Material for this exercise
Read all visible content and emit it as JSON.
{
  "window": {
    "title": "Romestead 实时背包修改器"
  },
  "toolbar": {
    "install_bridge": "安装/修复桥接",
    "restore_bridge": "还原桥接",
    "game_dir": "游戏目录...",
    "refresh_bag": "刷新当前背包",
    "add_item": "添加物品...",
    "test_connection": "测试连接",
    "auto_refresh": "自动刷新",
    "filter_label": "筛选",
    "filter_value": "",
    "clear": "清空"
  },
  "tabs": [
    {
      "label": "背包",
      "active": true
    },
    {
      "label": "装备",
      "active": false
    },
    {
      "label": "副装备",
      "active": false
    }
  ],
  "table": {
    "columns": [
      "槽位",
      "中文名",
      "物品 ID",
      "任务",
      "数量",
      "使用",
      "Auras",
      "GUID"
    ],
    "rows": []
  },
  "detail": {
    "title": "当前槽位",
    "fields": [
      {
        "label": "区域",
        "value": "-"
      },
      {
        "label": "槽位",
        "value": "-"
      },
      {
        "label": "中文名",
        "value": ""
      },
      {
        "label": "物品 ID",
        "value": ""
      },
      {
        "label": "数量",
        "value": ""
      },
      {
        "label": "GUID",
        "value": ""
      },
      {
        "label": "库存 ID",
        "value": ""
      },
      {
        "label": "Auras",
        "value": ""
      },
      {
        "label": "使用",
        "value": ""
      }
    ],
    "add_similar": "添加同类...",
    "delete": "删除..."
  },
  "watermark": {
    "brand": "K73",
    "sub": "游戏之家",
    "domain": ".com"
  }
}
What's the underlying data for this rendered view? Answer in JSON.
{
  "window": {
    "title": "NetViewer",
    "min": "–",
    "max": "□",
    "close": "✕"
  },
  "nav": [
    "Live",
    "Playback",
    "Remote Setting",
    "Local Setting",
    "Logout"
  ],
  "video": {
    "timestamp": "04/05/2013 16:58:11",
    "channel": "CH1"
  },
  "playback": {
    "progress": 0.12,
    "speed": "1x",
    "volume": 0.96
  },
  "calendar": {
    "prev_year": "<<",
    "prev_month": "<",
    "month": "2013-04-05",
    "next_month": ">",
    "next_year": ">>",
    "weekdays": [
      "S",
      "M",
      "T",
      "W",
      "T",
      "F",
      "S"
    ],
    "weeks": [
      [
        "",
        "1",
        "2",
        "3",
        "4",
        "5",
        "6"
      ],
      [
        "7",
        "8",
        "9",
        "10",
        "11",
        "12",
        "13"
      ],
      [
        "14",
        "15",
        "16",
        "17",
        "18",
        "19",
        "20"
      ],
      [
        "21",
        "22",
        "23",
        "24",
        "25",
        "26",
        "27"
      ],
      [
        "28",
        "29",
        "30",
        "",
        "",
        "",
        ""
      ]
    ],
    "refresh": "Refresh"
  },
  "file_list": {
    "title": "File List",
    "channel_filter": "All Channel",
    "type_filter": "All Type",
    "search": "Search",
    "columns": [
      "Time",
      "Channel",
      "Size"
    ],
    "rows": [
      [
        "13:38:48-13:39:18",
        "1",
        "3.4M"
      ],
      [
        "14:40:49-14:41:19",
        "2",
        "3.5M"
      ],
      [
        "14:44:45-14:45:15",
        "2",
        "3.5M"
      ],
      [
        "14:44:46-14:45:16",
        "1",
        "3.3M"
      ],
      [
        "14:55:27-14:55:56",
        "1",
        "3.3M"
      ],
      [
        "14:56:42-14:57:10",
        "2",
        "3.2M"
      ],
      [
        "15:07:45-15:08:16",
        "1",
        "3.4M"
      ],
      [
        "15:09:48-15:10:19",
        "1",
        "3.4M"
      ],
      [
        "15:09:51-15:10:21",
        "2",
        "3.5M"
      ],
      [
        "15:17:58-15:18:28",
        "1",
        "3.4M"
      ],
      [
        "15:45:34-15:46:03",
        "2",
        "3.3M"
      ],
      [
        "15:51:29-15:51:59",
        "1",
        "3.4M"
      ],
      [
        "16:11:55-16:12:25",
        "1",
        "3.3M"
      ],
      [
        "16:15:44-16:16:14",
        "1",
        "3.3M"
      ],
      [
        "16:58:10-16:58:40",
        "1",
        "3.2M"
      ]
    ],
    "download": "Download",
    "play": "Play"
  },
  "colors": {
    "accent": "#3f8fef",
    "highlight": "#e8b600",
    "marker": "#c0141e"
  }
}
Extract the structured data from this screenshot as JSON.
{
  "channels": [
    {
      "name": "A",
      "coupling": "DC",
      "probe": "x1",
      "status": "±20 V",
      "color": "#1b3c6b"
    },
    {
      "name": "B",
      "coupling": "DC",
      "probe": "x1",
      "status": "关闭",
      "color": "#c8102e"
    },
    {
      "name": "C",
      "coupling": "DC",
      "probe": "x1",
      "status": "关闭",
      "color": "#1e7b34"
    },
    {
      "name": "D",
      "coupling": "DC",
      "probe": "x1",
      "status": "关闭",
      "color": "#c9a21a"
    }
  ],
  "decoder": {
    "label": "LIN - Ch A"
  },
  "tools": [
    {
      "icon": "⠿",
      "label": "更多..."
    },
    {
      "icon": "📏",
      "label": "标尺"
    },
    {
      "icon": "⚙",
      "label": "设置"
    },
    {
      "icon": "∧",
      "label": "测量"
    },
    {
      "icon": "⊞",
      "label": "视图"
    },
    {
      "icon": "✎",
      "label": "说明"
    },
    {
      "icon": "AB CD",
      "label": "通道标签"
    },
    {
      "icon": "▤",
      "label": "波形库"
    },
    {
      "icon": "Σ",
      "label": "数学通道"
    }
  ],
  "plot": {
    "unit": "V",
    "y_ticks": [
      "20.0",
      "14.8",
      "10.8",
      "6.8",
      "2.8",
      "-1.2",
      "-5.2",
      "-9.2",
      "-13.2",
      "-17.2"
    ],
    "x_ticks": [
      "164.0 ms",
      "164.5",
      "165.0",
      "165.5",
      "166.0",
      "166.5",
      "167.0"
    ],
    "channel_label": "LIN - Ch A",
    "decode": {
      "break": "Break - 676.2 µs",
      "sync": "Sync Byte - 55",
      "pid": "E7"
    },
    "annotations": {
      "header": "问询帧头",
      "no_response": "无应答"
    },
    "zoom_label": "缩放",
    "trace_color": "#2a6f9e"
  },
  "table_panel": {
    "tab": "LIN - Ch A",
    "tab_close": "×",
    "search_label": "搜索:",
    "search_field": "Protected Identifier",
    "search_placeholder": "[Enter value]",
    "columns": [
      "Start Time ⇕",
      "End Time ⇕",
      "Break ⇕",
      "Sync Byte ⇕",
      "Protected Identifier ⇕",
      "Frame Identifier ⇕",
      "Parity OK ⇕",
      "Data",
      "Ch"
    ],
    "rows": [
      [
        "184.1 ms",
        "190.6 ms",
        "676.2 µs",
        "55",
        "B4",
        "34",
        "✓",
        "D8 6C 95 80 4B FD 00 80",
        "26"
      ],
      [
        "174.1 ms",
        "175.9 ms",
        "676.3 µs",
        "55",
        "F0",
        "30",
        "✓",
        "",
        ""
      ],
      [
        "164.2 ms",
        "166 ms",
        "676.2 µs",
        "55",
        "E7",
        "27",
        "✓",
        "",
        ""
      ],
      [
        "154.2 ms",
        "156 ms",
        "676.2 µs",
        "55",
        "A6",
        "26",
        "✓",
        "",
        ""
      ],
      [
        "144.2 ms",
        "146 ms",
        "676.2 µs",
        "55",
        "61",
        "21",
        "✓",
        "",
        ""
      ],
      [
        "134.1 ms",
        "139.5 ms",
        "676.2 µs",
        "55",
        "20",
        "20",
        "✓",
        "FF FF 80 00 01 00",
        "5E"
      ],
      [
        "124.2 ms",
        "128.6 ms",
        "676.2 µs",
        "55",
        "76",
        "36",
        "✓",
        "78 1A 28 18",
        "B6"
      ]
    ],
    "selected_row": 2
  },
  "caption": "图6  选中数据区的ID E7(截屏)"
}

Exercise
Gather each line in the data that holds the string "Identifier".

Response to the task
    "search_field": "Protected Identifier",
      "Protected Identifier ⇕",
      "Frame Identifier ⇕",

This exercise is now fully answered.